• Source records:

********************

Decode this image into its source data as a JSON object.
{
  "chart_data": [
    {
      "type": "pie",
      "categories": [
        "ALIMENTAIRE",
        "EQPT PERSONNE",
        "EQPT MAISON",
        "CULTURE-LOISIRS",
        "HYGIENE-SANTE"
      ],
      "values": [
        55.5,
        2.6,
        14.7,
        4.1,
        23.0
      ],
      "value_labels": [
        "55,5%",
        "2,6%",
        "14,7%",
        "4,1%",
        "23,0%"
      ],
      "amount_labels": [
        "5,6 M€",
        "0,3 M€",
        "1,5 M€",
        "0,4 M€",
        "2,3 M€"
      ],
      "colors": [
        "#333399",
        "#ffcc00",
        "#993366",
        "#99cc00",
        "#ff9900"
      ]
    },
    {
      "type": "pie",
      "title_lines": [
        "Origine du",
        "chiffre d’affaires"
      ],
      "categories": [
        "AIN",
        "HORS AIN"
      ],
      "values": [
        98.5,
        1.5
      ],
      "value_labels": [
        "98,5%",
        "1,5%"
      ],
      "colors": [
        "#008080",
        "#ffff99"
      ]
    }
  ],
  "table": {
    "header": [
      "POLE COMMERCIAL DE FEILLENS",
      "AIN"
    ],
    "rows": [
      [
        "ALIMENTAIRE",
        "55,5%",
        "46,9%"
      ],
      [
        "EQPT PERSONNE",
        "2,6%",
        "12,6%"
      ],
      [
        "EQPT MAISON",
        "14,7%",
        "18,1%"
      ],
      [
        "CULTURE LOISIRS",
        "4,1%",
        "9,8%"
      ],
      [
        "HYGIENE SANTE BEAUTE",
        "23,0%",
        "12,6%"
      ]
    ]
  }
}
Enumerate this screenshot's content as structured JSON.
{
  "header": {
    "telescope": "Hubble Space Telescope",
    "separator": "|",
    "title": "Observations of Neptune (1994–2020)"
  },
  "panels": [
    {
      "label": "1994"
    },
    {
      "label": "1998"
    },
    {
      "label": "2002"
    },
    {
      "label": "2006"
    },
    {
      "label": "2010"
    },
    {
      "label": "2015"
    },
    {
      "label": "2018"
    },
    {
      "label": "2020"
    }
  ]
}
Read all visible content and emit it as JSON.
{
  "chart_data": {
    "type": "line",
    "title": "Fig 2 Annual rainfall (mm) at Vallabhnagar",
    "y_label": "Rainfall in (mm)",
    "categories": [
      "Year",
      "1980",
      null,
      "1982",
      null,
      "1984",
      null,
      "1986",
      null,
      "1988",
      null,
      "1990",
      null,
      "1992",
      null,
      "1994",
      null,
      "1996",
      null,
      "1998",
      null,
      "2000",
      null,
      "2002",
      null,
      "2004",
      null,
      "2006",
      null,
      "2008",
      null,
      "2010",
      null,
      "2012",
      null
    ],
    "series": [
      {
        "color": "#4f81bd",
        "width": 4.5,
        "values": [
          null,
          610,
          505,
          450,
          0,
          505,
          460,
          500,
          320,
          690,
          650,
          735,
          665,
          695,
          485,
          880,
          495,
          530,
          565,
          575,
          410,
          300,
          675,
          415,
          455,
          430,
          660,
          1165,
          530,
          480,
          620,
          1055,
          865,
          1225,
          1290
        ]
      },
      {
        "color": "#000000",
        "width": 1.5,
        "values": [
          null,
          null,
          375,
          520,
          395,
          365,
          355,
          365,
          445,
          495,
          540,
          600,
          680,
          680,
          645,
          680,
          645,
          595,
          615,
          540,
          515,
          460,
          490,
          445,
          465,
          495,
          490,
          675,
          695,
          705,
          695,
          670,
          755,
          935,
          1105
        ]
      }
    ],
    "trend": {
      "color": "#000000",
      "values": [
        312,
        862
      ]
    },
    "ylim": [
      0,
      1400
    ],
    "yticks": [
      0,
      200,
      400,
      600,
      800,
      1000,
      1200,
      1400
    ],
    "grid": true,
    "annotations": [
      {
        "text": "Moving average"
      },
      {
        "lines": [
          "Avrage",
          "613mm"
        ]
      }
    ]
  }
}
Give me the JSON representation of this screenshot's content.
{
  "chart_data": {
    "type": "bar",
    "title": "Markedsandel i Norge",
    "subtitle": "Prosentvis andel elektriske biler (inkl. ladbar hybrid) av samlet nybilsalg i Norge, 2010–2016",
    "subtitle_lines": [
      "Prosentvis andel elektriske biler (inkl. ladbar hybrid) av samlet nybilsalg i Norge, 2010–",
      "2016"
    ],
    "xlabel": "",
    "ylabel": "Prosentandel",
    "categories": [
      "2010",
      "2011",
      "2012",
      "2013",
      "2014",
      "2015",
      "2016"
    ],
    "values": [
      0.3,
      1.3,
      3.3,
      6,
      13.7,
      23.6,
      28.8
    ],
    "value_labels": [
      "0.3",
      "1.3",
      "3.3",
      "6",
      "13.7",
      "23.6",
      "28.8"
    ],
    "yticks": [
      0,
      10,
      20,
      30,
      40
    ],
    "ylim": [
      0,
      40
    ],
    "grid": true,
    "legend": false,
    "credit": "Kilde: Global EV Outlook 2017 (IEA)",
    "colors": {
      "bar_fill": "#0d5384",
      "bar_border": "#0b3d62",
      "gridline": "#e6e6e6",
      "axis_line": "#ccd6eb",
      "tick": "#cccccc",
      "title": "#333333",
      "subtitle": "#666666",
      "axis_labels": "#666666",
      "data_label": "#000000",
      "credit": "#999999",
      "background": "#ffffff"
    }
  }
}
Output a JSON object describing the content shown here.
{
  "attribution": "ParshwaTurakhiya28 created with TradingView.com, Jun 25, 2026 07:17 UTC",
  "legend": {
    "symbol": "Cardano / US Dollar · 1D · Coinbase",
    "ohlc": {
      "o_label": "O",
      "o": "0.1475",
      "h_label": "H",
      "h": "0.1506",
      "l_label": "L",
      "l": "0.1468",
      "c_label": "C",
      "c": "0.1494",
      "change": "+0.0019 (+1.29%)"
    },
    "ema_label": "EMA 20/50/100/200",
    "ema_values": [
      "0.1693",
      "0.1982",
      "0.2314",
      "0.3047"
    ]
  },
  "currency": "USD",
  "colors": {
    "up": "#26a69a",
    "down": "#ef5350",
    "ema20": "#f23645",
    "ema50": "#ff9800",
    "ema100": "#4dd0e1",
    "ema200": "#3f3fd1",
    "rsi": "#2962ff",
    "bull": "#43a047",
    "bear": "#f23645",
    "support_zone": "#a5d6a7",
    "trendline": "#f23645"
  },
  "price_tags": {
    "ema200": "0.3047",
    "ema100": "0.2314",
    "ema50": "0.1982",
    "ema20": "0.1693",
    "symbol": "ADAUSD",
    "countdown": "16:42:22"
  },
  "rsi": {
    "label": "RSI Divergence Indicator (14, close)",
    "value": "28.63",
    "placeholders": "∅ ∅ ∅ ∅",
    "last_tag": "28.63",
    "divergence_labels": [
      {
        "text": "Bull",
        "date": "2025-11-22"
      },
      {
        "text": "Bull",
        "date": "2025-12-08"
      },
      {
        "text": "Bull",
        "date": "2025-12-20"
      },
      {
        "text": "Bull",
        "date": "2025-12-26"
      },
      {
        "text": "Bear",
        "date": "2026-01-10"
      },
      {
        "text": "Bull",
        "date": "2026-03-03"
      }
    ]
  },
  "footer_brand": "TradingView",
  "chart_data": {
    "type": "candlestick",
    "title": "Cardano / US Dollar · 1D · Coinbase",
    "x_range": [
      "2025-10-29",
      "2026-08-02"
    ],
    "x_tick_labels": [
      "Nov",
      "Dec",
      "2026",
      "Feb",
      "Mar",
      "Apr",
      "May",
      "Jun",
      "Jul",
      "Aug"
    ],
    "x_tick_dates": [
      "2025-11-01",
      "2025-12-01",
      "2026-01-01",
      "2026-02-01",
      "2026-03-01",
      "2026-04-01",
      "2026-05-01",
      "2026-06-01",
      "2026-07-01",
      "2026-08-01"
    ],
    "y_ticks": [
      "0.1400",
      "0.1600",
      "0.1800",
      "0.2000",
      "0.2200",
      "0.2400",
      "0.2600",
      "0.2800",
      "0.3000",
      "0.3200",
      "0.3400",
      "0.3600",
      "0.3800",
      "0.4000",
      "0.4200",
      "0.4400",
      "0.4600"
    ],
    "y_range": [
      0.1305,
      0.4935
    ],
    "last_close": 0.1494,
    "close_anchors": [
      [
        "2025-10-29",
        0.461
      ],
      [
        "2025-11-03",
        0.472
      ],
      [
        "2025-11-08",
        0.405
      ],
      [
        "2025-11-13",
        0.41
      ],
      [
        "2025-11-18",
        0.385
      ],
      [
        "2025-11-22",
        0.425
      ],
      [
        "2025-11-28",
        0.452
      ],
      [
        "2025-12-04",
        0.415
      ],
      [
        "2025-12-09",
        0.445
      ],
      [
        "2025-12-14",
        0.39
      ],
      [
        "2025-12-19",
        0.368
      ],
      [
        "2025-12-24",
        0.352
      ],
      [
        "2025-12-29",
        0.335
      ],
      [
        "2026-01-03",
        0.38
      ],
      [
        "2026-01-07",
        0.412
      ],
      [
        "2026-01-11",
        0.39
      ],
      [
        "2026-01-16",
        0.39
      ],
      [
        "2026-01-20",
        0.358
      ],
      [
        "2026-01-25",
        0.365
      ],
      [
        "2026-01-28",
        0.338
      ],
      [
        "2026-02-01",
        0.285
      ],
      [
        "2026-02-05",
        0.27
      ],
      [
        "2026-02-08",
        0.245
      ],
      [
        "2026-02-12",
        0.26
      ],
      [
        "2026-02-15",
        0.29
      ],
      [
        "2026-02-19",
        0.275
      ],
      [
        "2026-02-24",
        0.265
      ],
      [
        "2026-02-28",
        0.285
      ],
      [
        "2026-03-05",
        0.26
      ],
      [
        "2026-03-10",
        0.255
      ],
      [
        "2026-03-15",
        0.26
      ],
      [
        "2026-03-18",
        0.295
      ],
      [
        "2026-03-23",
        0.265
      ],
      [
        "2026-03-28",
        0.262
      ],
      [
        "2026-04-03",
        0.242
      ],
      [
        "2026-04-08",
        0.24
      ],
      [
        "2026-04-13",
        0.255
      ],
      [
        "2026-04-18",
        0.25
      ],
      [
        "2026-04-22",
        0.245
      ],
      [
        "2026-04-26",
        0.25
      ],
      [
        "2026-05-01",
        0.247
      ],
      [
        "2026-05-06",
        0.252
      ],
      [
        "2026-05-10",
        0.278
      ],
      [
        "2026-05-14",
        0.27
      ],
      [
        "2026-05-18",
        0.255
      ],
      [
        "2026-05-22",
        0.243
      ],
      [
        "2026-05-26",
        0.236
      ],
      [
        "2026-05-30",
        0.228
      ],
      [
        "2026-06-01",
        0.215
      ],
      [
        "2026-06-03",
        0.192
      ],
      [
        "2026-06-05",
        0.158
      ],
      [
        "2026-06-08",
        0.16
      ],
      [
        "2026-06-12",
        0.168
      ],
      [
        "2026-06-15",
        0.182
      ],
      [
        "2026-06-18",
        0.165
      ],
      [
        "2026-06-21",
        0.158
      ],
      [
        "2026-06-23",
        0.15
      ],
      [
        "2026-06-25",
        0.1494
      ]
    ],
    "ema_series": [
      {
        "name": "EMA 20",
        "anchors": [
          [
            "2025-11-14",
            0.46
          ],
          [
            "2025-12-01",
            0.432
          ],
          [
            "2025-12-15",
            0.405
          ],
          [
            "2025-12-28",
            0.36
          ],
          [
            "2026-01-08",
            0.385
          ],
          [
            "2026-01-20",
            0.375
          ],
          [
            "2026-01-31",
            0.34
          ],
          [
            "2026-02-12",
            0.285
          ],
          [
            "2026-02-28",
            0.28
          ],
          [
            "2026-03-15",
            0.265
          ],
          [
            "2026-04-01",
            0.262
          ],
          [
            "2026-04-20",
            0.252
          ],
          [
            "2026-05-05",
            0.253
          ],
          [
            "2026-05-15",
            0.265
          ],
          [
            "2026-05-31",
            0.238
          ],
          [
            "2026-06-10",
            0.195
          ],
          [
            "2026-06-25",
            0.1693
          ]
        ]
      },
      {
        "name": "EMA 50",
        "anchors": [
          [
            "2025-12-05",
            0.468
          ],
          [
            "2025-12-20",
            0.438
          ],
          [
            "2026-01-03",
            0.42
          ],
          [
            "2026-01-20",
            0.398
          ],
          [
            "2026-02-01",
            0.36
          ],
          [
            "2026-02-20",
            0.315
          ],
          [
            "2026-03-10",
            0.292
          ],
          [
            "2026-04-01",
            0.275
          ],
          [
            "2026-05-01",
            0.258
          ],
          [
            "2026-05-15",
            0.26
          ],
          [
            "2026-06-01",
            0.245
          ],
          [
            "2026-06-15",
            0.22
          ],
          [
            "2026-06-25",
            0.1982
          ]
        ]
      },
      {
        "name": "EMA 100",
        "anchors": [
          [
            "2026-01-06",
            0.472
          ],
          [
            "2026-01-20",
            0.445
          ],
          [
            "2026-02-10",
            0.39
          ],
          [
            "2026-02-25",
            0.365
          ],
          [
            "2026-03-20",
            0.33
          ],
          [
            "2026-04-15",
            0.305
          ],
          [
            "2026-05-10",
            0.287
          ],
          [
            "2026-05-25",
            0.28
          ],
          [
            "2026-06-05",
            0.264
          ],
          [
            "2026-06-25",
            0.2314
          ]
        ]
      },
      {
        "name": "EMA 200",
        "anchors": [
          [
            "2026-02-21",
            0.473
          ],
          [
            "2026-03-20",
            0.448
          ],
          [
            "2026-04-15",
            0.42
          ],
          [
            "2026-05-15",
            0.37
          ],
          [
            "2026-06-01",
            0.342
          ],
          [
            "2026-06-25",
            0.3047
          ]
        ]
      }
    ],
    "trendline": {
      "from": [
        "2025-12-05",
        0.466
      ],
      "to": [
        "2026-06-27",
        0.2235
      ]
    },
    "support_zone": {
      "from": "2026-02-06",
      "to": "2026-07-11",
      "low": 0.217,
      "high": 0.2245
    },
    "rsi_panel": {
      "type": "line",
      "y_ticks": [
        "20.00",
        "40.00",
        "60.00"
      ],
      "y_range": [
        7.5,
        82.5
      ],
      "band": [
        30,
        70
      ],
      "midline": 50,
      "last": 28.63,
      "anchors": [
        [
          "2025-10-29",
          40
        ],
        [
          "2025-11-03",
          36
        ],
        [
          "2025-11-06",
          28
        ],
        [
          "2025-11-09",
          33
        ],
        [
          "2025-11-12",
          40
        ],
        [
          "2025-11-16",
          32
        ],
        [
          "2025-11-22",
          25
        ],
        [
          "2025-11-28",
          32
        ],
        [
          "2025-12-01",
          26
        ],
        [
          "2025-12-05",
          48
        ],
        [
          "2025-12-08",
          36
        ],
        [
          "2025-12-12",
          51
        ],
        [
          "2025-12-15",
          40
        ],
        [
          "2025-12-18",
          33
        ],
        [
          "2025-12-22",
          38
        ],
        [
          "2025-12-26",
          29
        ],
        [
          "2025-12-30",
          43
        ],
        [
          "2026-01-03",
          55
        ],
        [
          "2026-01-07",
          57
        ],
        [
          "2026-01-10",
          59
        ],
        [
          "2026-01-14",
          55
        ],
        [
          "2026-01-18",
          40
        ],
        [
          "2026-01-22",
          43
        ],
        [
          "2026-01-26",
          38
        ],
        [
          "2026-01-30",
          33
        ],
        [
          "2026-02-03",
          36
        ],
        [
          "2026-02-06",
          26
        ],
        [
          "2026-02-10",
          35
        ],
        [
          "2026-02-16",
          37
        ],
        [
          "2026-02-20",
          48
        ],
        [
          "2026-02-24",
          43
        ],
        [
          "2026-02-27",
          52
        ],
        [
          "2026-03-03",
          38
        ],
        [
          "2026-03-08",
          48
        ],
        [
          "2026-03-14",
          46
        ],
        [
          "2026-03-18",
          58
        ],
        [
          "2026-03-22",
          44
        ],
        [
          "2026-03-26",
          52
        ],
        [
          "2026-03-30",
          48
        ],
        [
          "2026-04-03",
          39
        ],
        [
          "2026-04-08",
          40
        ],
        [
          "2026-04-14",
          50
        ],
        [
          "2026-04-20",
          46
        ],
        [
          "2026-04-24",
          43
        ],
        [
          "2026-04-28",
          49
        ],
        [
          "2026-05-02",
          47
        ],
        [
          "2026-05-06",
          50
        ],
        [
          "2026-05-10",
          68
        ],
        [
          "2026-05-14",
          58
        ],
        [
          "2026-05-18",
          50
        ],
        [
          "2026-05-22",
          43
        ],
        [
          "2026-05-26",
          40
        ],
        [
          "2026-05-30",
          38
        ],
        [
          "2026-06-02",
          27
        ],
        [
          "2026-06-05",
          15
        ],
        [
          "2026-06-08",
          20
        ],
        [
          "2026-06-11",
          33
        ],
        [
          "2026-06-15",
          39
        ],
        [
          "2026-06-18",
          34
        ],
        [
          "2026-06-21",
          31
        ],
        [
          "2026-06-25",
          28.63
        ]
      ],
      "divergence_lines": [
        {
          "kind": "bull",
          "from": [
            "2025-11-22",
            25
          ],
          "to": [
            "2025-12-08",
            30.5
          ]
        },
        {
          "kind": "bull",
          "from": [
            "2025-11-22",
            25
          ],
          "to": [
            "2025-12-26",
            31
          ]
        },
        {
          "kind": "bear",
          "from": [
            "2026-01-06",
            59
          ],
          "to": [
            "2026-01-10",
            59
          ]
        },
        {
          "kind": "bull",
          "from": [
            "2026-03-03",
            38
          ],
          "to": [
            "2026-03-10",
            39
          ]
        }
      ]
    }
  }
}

********************

Locate all lines that include the word "Coinbase" and copy them out.

• PROBLEM SOLUTION:
    "symbol": "Cardano / US Dollar · 1D · Coinbase",
    "title": "Cardano / US Dollar · 1D · Coinbase",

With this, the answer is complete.